### EXERCISE OBJECTIVE
Your task is to give the listing below back word for word, pictures excluded.

[Records from a collection]
—————
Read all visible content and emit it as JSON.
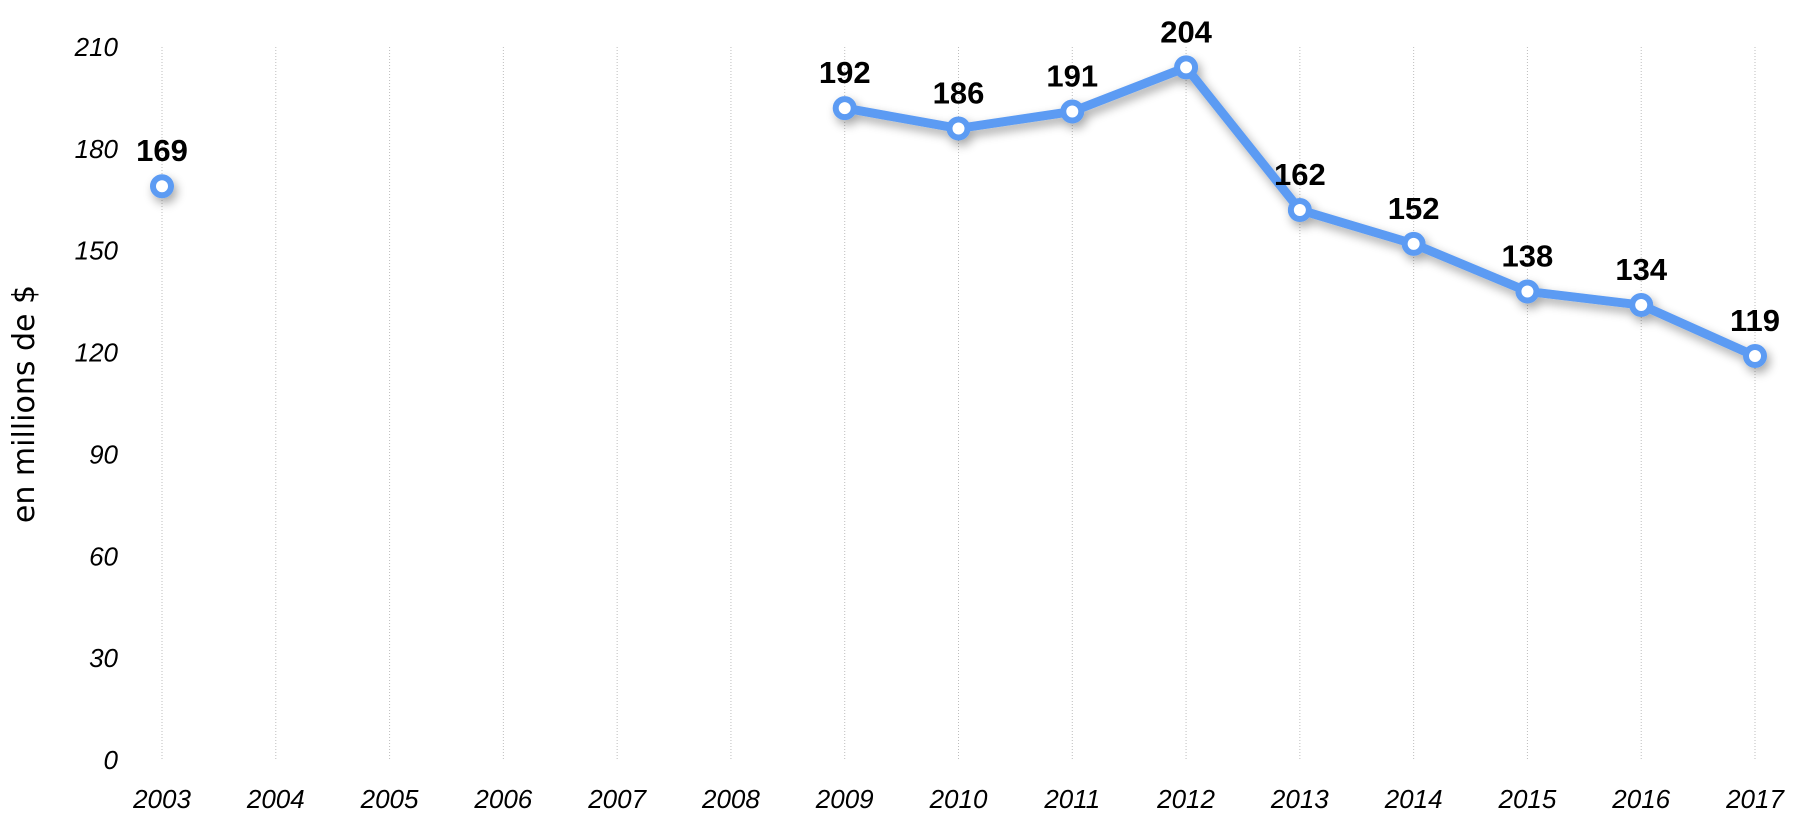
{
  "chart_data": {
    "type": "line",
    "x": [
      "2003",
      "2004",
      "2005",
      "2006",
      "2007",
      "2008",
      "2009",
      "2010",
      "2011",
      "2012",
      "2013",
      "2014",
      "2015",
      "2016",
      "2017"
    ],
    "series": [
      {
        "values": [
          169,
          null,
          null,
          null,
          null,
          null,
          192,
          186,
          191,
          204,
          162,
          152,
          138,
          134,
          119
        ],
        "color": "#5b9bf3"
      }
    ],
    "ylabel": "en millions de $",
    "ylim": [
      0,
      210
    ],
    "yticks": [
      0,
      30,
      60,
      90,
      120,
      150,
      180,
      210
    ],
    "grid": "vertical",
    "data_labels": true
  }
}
—————
### OUTPUT FOR THIS EXERCISE
Read all visible content and emit it as JSON.
{
  "chart_data": {
    "type": "line",
    "x": [
      "2003",
      "2004",
      "2005",
      "2006",
      "2007",
      "2008",
      "2009",
      "2010",
      "2011",
      "2012",
      "2013",
      "2014",
      "2015",
      "2016",
      "2017"
    ],
    "series": [
      {
        "values": [
          169,
          null,
          null,
          null,
          null,
          null,
          192,
          186,
          191,
          204,
          162,
          152,
          138,
          134,
          119
        ],
        "color": "#5b9bf3"
      }
    ],
    "ylabel": "en millions de $",
    "ylim": [
      0,
      210
    ],
    "yticks": [
      0,
      30,
      60,
      90,
      120,
      150,
      180,
      210
    ],
    "grid": "vertical",
    "data_labels": true
  }
}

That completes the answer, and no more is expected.